Given problem — Filter out everything except lines holding "photo".
>> begin Supplied entries
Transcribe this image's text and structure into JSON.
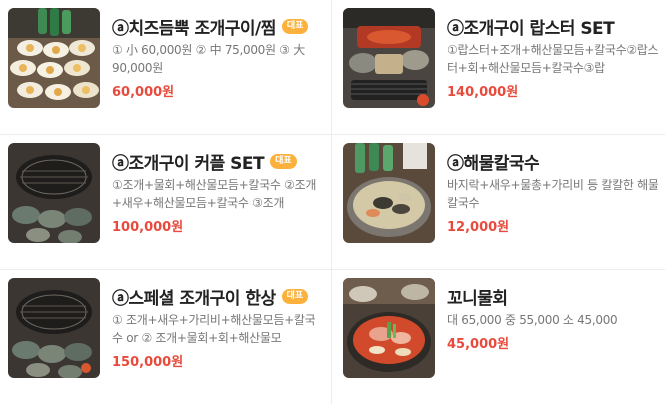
{
  "items": [
    {
      "title": "ⓐ치즈듬뿍 조개구이/찜",
      "badge": "대표",
      "desc": "① 小 60,000원 ② 中 75,000원 ③ 大 90,000원",
      "price": "60,000원",
      "thumb": "cheese-shellfish-photo"
    },
    {
      "title": "ⓐ조개구이 랍스터 SET",
      "badge": "",
      "desc": "①랍스터+조개+해산물모듬+칼국수②랍스터+회+해산물모듬+칼국수③랍",
      "price": "140,000원",
      "thumb": "lobster-set-photo"
    },
    {
      "title": "ⓐ조개구이 커플 SET",
      "badge": "대표",
      "desc": "①조개+물회+해산물모듬+칼국수 ②조개+새우+해산물모듬+칼국수 ③조개",
      "price": "100,000원",
      "thumb": "grill-couple-photo"
    },
    {
      "title": "ⓐ해물칼국수",
      "badge": "",
      "desc": "바지락+새우+물총+가리비 등 칼칼한 해물칼국수",
      "price": "12,000원",
      "thumb": "kalguksu-photo"
    },
    {
      "title": "ⓐ스페셜 조개구이 한상",
      "badge": "대표",
      "desc": "① 조개+새우+가리비+해산물모듬+칼국수 or ② 조개+물회+회+해산물모",
      "price": "150,000원",
      "thumb": "grill-special-photo"
    },
    {
      "title": "꼬니물회",
      "badge": "",
      "desc": "대 65,000 중 55,000 소 45,000",
      "price": "45,000원",
      "thumb": "mulhoe-photo"
    }
  ],
  "colors": {
    "price": "#e84a3c",
    "badge": "#fbb13c"
  }
}
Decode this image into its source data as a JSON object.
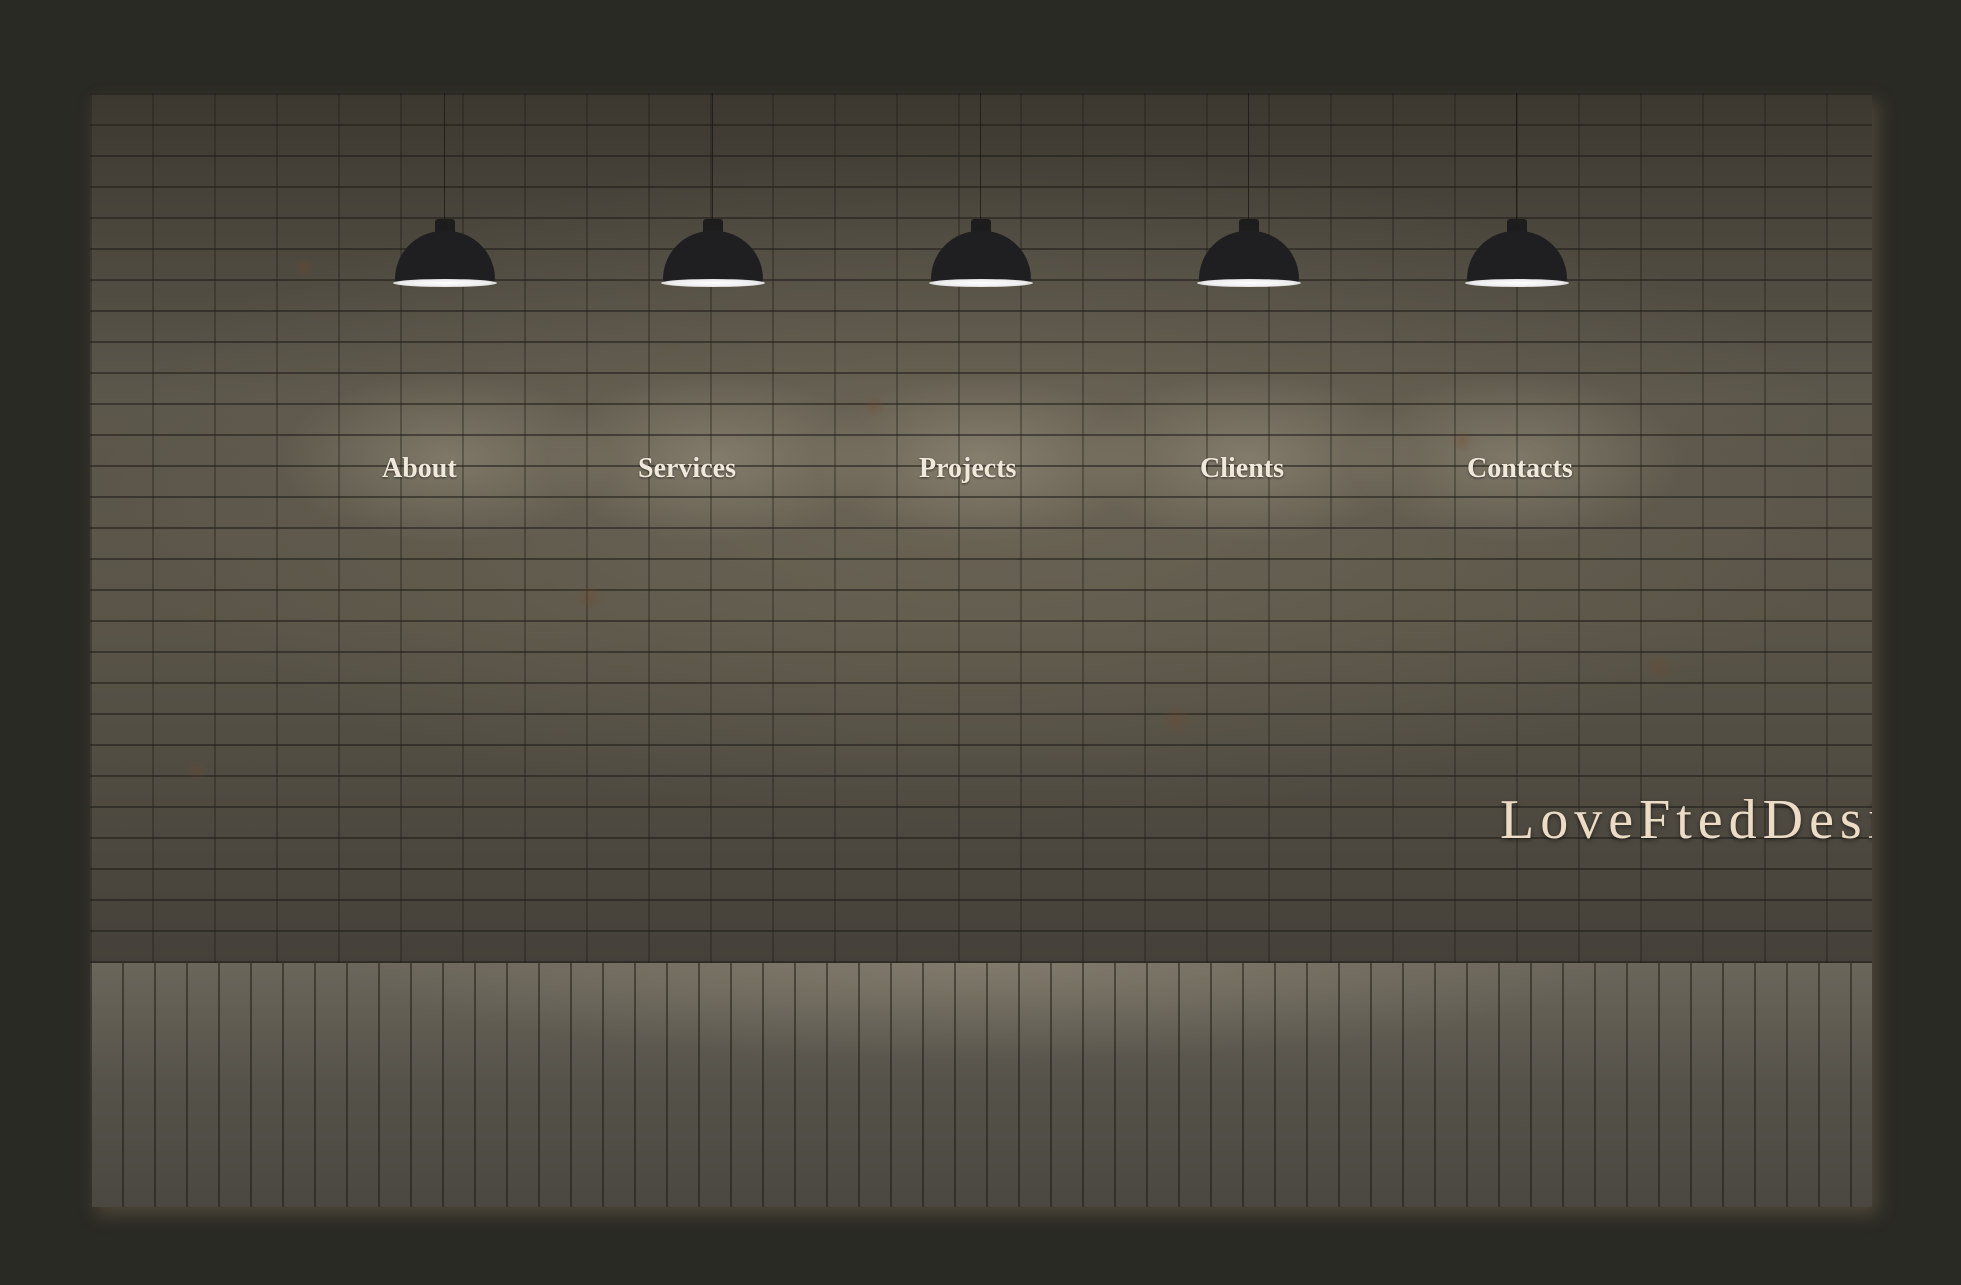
{
  "navigation": {
    "items": [
      {
        "label": "About"
      },
      {
        "label": "Services"
      },
      {
        "label": "Projects"
      },
      {
        "label": "Clients"
      },
      {
        "label": "Contacts"
      }
    ]
  },
  "brand": {
    "name": "LoveFtedDesign"
  },
  "icons": {
    "pendant": "pendant-lamp-icon"
  },
  "colors": {
    "page_background": "#2a2a24",
    "nav_text": "#f1e8dc",
    "brand_text": "#ecdcc6",
    "lamp_shade": "#1f1f21"
  }
}
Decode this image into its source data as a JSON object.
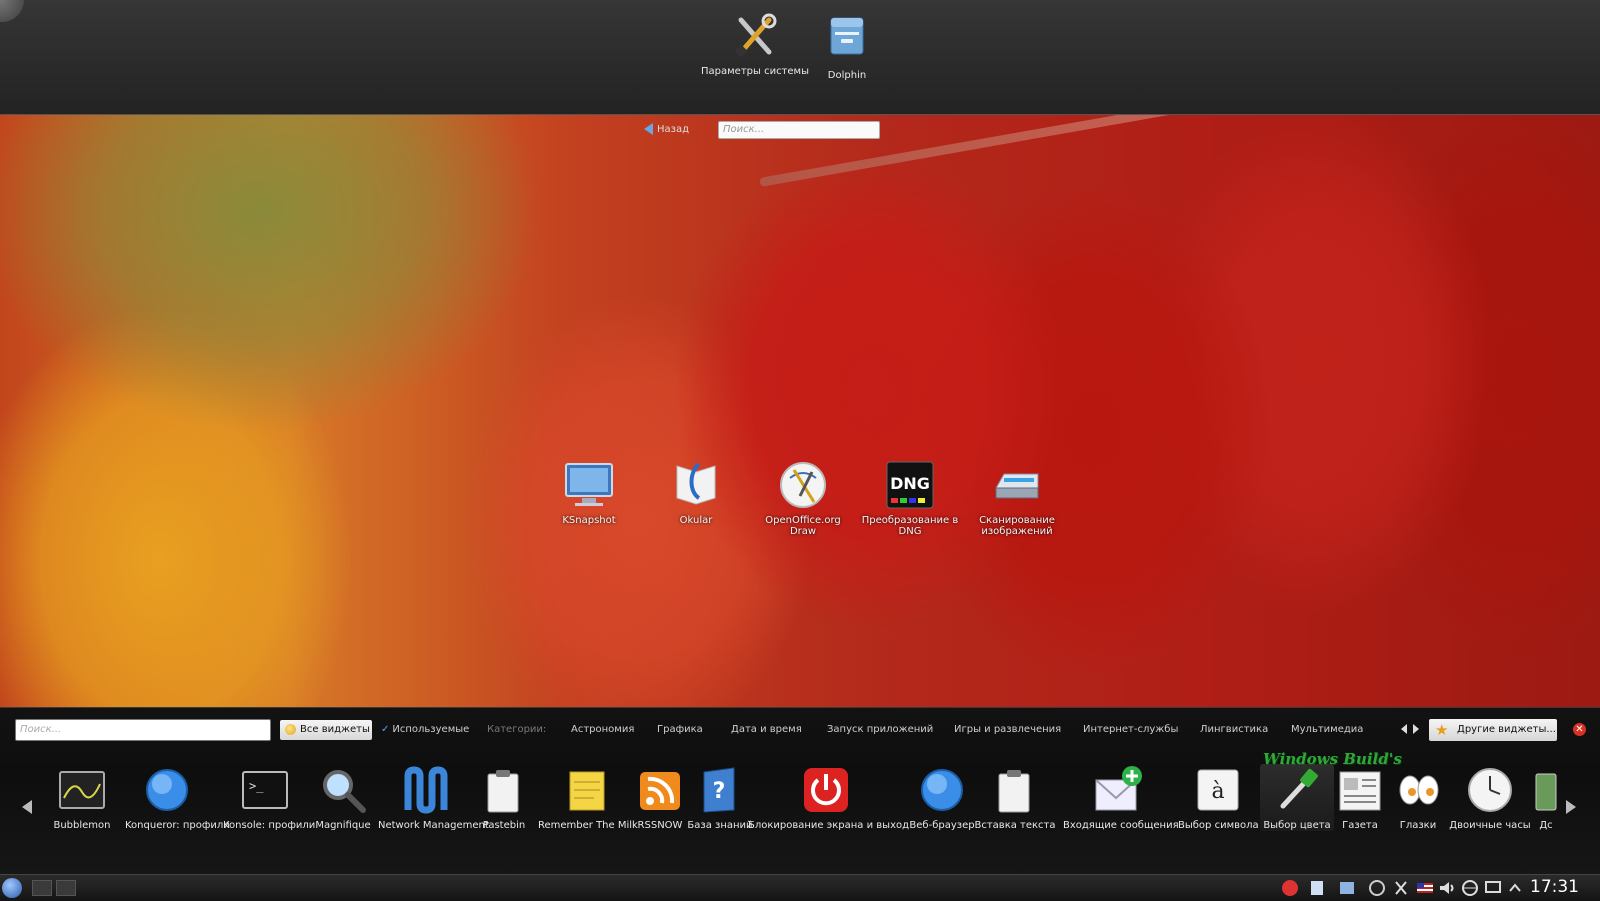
{
  "desktop": {
    "favorites": [
      {
        "label": "Параметры системы",
        "icon": "tools-icon"
      },
      {
        "label": "Dolphin",
        "icon": "file-manager-icon"
      }
    ],
    "back_label": "Назад",
    "search_placeholder": "Поиск...",
    "apps": [
      {
        "label": "KSnapshot",
        "icon": "monitor-snapshot-icon"
      },
      {
        "label": "Okular",
        "icon": "document-viewer-icon"
      },
      {
        "label": "OpenOffice.org Draw",
        "icon": "draw-icon"
      },
      {
        "label": "Преобразование в DNG",
        "icon": "dng-icon"
      },
      {
        "label": "Сканирование изображений",
        "icon": "scanner-icon"
      }
    ]
  },
  "widgets": {
    "search_placeholder": "Поиск...",
    "filters": {
      "all": "Все виджеты",
      "used": "Используемые",
      "categories_label": "Категории:",
      "categories": [
        "Астрономия",
        "Графика",
        "Дата и время",
        "Запуск приложений",
        "Игры и развлечения",
        "Интернет-службы",
        "Лингвистика",
        "Мультимедиа"
      ]
    },
    "other_button": "Другие виджеты...",
    "watermark": "Windows Build's",
    "items": [
      {
        "label": "Bubblemon",
        "icon": "bubblemon-icon"
      },
      {
        "label": "Konqueror: профили",
        "icon": "globe-icon"
      },
      {
        "label": "Konsole: профили",
        "icon": "terminal-icon"
      },
      {
        "label": "Magnifique",
        "icon": "magnifier-icon"
      },
      {
        "label": "Network Management",
        "icon": "network-icon"
      },
      {
        "label": "Pastebin",
        "icon": "paste-icon"
      },
      {
        "label": "Remember The Milk",
        "icon": "notepad-icon"
      },
      {
        "label": "RSSNOW",
        "icon": "rss-icon"
      },
      {
        "label": "База знаний",
        "icon": "help-icon"
      },
      {
        "label": "Блокирование экрана и выход",
        "icon": "power-icon"
      },
      {
        "label": "Веб-браузер",
        "icon": "globe-icon"
      },
      {
        "label": "Вставка текста",
        "icon": "paste-icon"
      },
      {
        "label": "Входящие сообщения",
        "icon": "mail-add-icon"
      },
      {
        "label": "Выбор символа",
        "icon": "character-icon"
      },
      {
        "label": "Выбор цвета",
        "icon": "color-picker-icon"
      },
      {
        "label": "Газета",
        "icon": "newspaper-icon"
      },
      {
        "label": "Глазки",
        "icon": "eyes-icon"
      },
      {
        "label": "Двоичные часы",
        "icon": "clock-icon"
      },
      {
        "label": "Дс",
        "icon": "widget-icon"
      }
    ]
  },
  "taskbar": {
    "clock": "17:31"
  },
  "colors": {
    "accent": "#4aa3ff",
    "close": "#d93025",
    "watermark": "#2fa83a"
  }
}
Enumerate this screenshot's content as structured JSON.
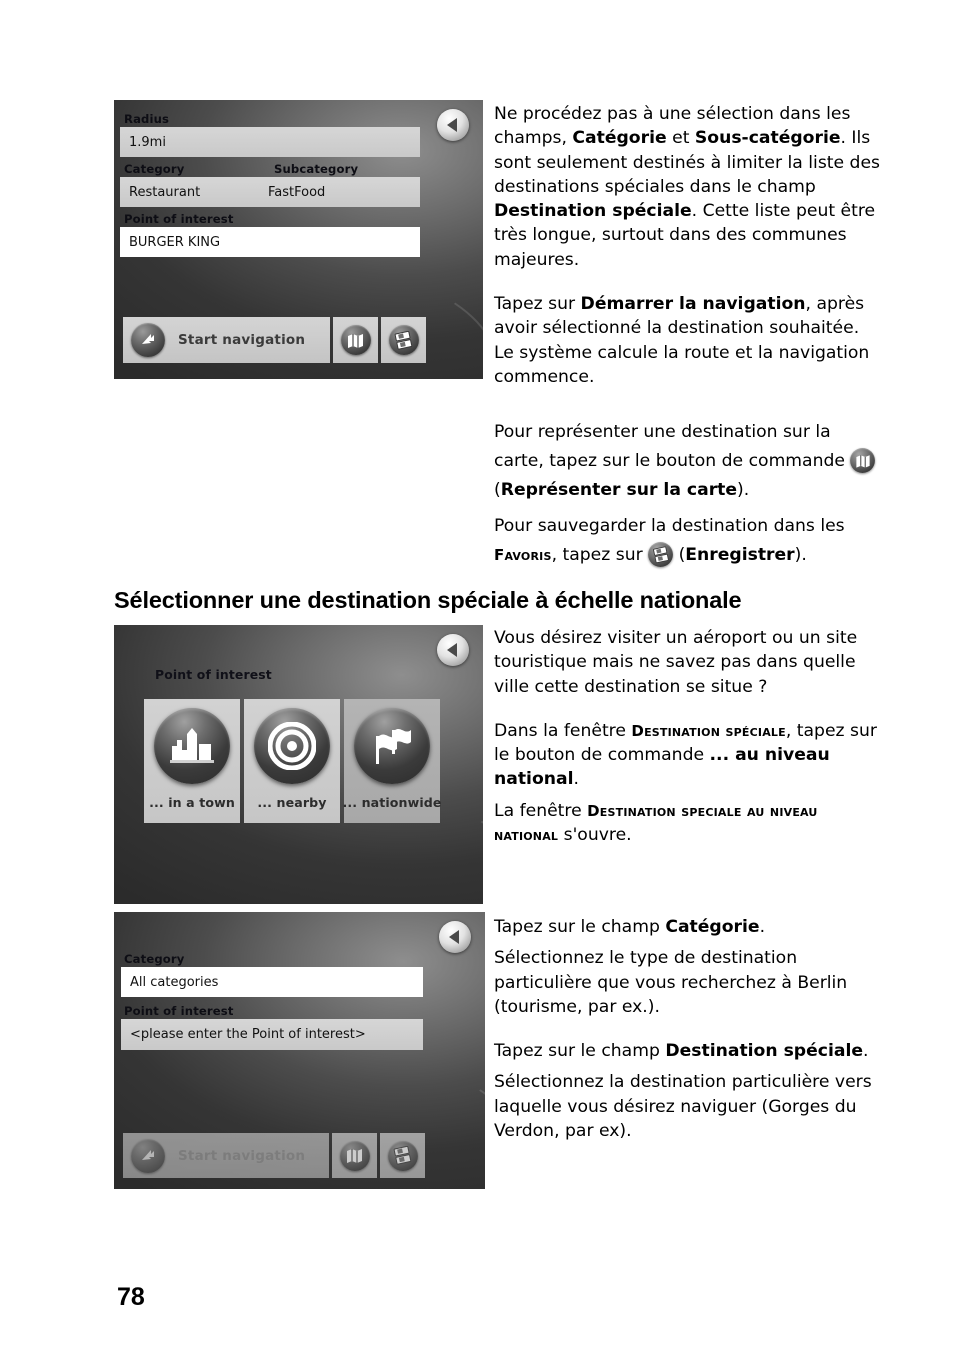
{
  "page": {
    "number": "78"
  },
  "heading": {
    "text": "Sélectionner une destination spéciale à échelle nationale"
  },
  "screenshot_1": {
    "name": "poi-local-result-screen",
    "back_icon": "back-arrow-icon",
    "fields": [
      {
        "label": "Radius",
        "value": "1.9mi"
      },
      {
        "label": "Category",
        "value": "Restaurant"
      },
      {
        "label": "Subcategory",
        "value": "FastFood"
      },
      {
        "label": "Point of interest",
        "value": "BURGER KING"
      }
    ],
    "buttons": {
      "start_navigation": "Start navigation",
      "start_navigation_icon": "navigation-arrow-icon",
      "show_on_map_icon": "map-icon",
      "save_icon": "save-icon"
    }
  },
  "screenshot_2": {
    "name": "poi-scope-chooser-screen",
    "back_icon": "back-arrow-icon",
    "title": "Point of interest",
    "tiles": [
      {
        "label": "... in a town",
        "icon": "city-skyline-icon"
      },
      {
        "label": "... nearby",
        "icon": "target-rings-icon"
      },
      {
        "label": "... nationwide",
        "icon": "flags-icon"
      }
    ]
  },
  "screenshot_3": {
    "name": "poi-nationwide-entry-screen",
    "back_icon": "back-arrow-icon",
    "fields": [
      {
        "label": "Category",
        "value": "All categories"
      },
      {
        "label": "Point of interest",
        "value": "<please enter the Point of interest>"
      }
    ],
    "buttons": {
      "start_navigation": "Start navigation",
      "start_navigation_icon": "navigation-arrow-icon",
      "show_on_map_icon": "map-icon",
      "save_icon": "save-icon"
    }
  },
  "text_block_1": {
    "p1_part1": "Ne procédez pas à une sélection dans les champs, ",
    "p1_bold1": "Catégorie",
    "p1_part2": " et ",
    "p1_bold2": "Sous-catégorie",
    "p1_part3": ". Ils sont seulement destinés à limiter la liste des destinations spéciales dans le champ ",
    "p1_bold3": "Destination spéciale",
    "p1_part4": ". Cette liste peut être très longue, surtout dans des communes majeures.",
    "p2_part1": "Tapez sur ",
    "p2_bold1": "Démarrer la navigation",
    "p2_part2": ", après avoir sélectionné la destination souhaitée. Le système calcule la route et la navigation commence."
  },
  "text_block_2": {
    "p1_part1": "Pour représenter une destination sur la carte, tapez sur le bouton de commande ",
    "p1_part2": " (",
    "p1_bold1": "Représenter sur la carte",
    "p1_part3": ").",
    "p2_part1": "Pour sauvegarder la destination dans les ",
    "p2_sc1": "Favoris",
    "p2_part2": ", tapez sur ",
    "p2_part3": " (",
    "p2_bold1": "Enregistrer",
    "p2_part4": ")."
  },
  "text_block_3": {
    "p1": "Vous désirez visiter un aéroport ou un site touristique mais ne savez pas dans quelle ville cette destination se situe ?",
    "p2_part1": "Dans la fenêtre ",
    "p2_sc1": "Destination spéciale",
    "p2_part2": ", tapez sur le bouton de commande ",
    "p2_bold1": "... au niveau national",
    "p2_part3": ".",
    "p3_part1": "La fenêtre ",
    "p3_sc1": "Destination speciale au niveau national",
    "p3_part2": " s'ouvre."
  },
  "text_block_4": {
    "p1_part1": "Tapez sur le champ ",
    "p1_bold1": "Catégorie",
    "p1_part2": ".",
    "p2": "Sélectionnez le type de destination particulière que vous recherchez à Berlin (tourisme, par ex.).",
    "p3_part1": "Tapez sur le champ ",
    "p3_bold1": "Destination spéciale",
    "p3_part2": ".",
    "p4": "Sélectionnez la destination particulière vers laquelle vous désirez naviguer (Gorges du Verdon, par ex)."
  }
}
>> end Supplied entries
Full solution —
      "thumb": "cheese-shellfish-photo"
      "thumb": "lobster-set-photo"
      "thumb": "grill-couple-photo"
      "thumb": "kalguksu-photo"
      "thumb": "grill-special-photo"
      "thumb": "mulhoe-photo"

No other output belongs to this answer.